### Data to process:
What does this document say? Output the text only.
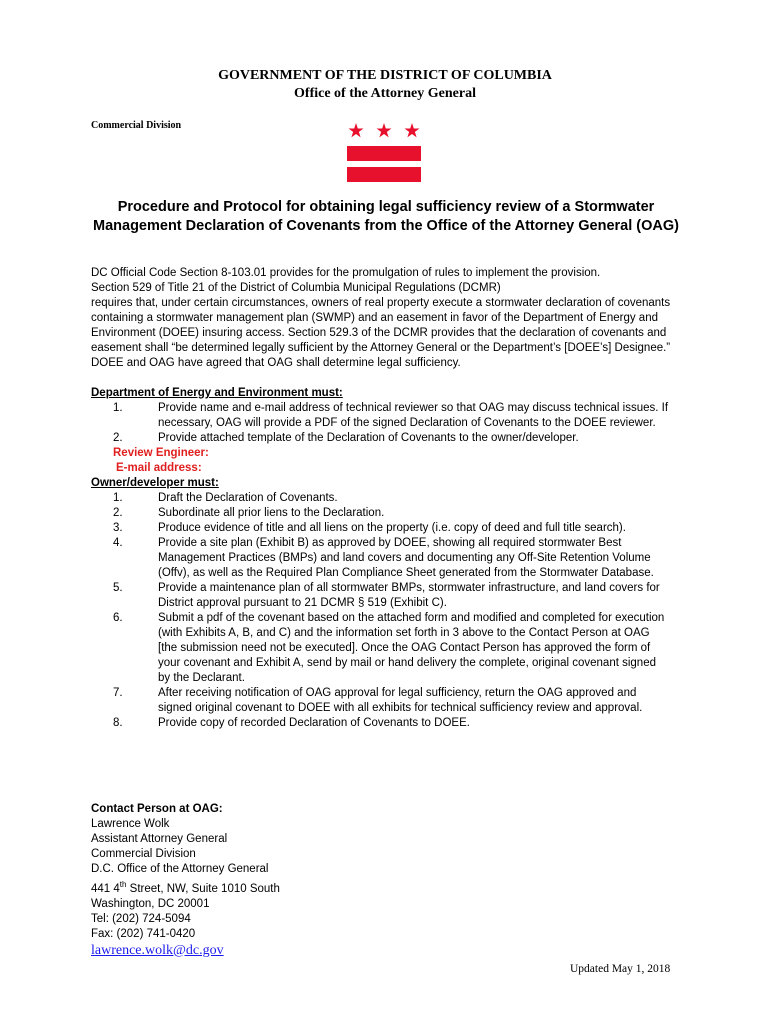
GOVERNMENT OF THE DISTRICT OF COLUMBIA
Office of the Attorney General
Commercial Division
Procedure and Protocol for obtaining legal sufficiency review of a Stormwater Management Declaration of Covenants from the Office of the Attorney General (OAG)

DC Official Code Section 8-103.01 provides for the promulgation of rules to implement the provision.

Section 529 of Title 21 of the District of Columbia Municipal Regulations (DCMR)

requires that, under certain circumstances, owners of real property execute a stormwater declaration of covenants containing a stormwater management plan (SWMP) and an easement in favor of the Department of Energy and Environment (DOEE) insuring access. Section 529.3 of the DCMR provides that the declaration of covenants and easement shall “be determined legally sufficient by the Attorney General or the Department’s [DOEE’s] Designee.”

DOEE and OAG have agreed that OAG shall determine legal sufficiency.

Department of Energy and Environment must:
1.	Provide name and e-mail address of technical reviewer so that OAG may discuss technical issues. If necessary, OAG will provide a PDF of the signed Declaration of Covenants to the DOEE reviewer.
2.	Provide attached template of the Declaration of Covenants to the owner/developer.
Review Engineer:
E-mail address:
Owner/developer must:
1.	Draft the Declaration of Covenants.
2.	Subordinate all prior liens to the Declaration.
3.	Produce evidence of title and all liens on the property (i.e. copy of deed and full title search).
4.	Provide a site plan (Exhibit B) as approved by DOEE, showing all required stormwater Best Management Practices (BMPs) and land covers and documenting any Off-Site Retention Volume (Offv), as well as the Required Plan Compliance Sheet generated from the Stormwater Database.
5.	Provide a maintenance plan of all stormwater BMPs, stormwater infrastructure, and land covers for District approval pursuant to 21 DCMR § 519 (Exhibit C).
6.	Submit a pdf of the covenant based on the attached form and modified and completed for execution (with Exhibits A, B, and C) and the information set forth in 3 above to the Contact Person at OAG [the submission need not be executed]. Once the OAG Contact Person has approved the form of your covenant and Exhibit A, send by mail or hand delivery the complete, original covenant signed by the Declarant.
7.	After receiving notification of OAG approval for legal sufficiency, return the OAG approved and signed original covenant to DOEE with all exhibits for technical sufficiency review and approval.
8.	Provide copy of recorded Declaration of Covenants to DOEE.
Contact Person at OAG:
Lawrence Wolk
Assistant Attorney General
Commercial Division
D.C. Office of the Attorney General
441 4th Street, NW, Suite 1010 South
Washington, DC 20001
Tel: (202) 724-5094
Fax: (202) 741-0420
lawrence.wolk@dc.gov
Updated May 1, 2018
* * *
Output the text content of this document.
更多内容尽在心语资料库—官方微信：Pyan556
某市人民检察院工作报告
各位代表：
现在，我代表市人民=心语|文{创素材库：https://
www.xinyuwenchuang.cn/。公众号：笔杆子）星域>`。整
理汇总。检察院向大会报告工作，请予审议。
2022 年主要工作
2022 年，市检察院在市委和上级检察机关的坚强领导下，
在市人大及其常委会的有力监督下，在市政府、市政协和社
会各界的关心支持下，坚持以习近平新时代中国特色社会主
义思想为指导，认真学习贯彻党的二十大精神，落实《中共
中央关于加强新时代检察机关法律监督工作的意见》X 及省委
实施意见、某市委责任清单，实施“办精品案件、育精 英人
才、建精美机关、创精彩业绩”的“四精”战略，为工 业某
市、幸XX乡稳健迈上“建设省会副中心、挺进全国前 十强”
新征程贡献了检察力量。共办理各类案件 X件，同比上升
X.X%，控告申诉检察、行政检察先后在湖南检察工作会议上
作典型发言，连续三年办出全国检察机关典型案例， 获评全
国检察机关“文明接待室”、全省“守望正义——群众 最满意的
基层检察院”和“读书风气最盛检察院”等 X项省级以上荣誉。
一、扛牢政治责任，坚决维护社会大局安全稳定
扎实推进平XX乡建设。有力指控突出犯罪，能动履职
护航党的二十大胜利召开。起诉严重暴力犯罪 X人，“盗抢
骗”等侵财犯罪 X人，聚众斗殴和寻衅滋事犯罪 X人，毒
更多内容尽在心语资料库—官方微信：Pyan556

### Short problem:
Show all lines above holding "developer".

### Response to the exercise:
2.	Provide attached template of the Declaration of Covenants to the owner/developer.
Owner/developer must:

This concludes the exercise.